▶ _What you need to do_: The output must reproduce each line of the data word for word.

[Excerpts from a figure dataset]
....
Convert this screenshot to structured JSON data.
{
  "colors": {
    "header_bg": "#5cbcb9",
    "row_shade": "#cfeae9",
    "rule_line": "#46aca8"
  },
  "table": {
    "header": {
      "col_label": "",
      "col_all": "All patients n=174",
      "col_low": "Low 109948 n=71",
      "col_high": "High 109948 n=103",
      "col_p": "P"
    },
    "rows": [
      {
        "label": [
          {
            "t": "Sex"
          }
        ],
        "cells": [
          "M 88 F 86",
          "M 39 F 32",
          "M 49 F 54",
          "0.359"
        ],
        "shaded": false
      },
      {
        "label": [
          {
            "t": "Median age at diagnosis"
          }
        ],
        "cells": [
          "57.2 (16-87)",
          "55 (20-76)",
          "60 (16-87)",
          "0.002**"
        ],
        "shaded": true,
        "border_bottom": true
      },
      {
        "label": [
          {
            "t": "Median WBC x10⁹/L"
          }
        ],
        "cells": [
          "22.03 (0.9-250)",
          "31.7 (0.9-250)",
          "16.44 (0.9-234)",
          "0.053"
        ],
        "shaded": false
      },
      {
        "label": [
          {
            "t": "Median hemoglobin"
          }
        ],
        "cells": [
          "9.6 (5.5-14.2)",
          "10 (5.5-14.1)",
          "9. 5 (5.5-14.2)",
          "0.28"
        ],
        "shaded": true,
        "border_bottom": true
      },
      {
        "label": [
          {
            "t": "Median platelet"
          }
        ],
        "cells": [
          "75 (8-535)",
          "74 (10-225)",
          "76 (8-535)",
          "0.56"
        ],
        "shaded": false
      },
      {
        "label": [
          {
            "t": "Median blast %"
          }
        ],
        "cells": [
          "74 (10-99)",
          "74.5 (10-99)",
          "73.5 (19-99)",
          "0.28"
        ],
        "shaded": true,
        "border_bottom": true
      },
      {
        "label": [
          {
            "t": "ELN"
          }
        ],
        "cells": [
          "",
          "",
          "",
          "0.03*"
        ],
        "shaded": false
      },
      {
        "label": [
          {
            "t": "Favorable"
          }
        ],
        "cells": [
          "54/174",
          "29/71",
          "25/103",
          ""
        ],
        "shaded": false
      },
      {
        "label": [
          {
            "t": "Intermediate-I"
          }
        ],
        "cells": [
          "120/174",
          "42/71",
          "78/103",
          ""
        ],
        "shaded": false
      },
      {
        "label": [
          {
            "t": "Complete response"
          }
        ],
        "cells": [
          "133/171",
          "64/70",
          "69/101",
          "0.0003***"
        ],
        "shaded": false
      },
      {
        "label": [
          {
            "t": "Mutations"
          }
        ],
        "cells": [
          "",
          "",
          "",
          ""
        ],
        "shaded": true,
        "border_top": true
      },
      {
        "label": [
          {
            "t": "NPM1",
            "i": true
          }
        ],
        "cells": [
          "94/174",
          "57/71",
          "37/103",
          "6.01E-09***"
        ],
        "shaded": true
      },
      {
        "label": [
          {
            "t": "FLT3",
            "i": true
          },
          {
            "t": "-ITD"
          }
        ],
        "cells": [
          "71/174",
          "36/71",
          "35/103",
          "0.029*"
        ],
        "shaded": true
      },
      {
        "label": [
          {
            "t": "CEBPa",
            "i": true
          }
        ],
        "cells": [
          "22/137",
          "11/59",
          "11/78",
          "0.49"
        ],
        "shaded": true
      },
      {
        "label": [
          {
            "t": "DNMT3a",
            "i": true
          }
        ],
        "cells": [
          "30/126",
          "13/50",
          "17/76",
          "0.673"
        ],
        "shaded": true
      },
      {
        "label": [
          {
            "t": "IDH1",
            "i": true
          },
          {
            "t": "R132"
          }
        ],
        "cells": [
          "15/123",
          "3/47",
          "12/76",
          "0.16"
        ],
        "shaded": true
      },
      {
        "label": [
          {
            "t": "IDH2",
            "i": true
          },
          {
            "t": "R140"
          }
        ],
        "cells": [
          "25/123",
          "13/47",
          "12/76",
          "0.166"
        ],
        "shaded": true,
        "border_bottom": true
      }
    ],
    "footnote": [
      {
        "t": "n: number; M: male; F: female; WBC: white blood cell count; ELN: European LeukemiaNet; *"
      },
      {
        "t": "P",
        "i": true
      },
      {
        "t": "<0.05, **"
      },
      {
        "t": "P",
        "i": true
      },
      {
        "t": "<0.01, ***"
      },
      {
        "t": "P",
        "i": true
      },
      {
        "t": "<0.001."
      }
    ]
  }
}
....
▶ _Output of the exercise_:
Convert this screenshot to structured JSON data.
{
  "colors": {
    "header_bg": "#5cbcb9",
    "row_shade": "#cfeae9",
    "rule_line": "#46aca8"
  },
  "table": {
    "header": {
      "col_label": "",
      "col_all": "All patients n=174",
      "col_low": "Low 109948 n=71",
      "col_high": "High 109948 n=103",
      "col_p": "P"
    },
    "rows": [
      {
        "label": [
          {
            "t": "Sex"
          }
        ],
        "cells": [
          "M 88 F 86",
          "M 39 F 32",
          "M 49 F 54",
          "0.359"
        ],
        "shaded": false
      },
      {
        "label": [
          {
            "t": "Median age at diagnosis"
          }
        ],
        "cells": [
          "57.2 (16-87)",
          "55 (20-76)",
          "60 (16-87)",
          "0.002**"
        ],
        "shaded": true,
        "border_bottom": true
      },
      {
        "label": [
          {
            "t": "Median WBC x10⁹/L"
          }
        ],
        "cells": [
          "22.03 (0.9-250)",
          "31.7 (0.9-250)",
          "16.44 (0.9-234)",
          "0.053"
        ],
        "shaded": false
      },
      {
        "label": [
          {
            "t": "Median hemoglobin"
          }
        ],
        "cells": [
          "9.6 (5.5-14.2)",
          "10 (5.5-14.1)",
          "9. 5 (5.5-14.2)",
          "0.28"
        ],
        "shaded": true,
        "border_bottom": true
      },
      {
        "label": [
          {
            "t": "Median platelet"
          }
        ],
        "cells": [
          "75 (8-535)",
          "74 (10-225)",
          "76 (8-535)",
          "0.56"
        ],
        "shaded": false
      },
      {
        "label": [
          {
            "t": "Median blast %"
          }
        ],
        "cells": [
          "74 (10-99)",
          "74.5 (10-99)",
          "73.5 (19-99)",
          "0.28"
        ],
        "shaded": true,
        "border_bottom": true
      },
      {
        "label": [
          {
            "t": "ELN"
          }
        ],
        "cells": [
          "",
          "",
          "",
          "0.03*"
        ],
        "shaded": false
      },
      {
        "label": [
          {
            "t": "Favorable"
          }
        ],
        "cells": [
          "54/174",
          "29/71",
          "25/103",
          ""
        ],
        "shaded": false
      },
      {
        "label": [
          {
            "t": "Intermediate-I"
          }
        ],
        "cells": [
          "120/174",
          "42/71",
          "78/103",
          ""
        ],
        "shaded": false
      },
      {
        "label": [
          {
            "t": "Complete response"
          }
        ],
        "cells": [
          "133/171",
          "64/70",
          "69/101",
          "0.0003***"
        ],
        "shaded": false
      },
      {
        "label": [
          {
            "t": "Mutations"
          }
        ],
        "cells": [
          "",
          "",
          "",
          ""
        ],
        "shaded": true,
        "border_top": true
      },
      {
        "label": [
          {
            "t": "NPM1",
            "i": true
          }
        ],
        "cells": [
          "94/174",
          "57/71",
          "37/103",
          "6.01E-09***"
        ],
        "shaded": true
      },
      {
        "label": [
          {
            "t": "FLT3",
            "i": true
          },
          {
            "t": "-ITD"
          }
        ],
        "cells": [
          "71/174",
          "36/71",
          "35/103",
          "0.029*"
        ],
        "shaded": true
      },
      {
        "label": [
          {
            "t": "CEBPa",
            "i": true
          }
        ],
        "cells": [
          "22/137",
          "11/59",
          "11/78",
          "0.49"
        ],
        "shaded": true
      },
      {
        "label": [
          {
            "t": "DNMT3a",
            "i": true
          }
        ],
        "cells": [
          "30/126",
          "13/50",
          "17/76",
          "0.673"
        ],
        "shaded": true
      },
      {
        "label": [
          {
            "t": "IDH1",
            "i": true
          },
          {
            "t": "R132"
          }
        ],
        "cells": [
          "15/123",
          "3/47",
          "12/76",
          "0.16"
        ],
        "shaded": true
      },
      {
        "label": [
          {
            "t": "IDH2",
            "i": true
          },
          {
            "t": "R140"
          }
        ],
        "cells": [
          "25/123",
          "13/47",
          "12/76",
          "0.166"
        ],
        "shaded": true,
        "border_bottom": true
      }
    ],
    "footnote": [
      {
        "t": "n: number; M: male; F: female; WBC: white blood cell count; ELN: European LeukemiaNet; *"
      },
      {
        "t": "P",
        "i": true
      },
      {
        "t": "<0.05, **"
      },
      {
        "t": "P",
        "i": true
      },
      {
        "t": "<0.01, ***"
      },
      {
        "t": "P",
        "i": true
      },
      {
        "t": "<0.001."
      }
    ]
  }
}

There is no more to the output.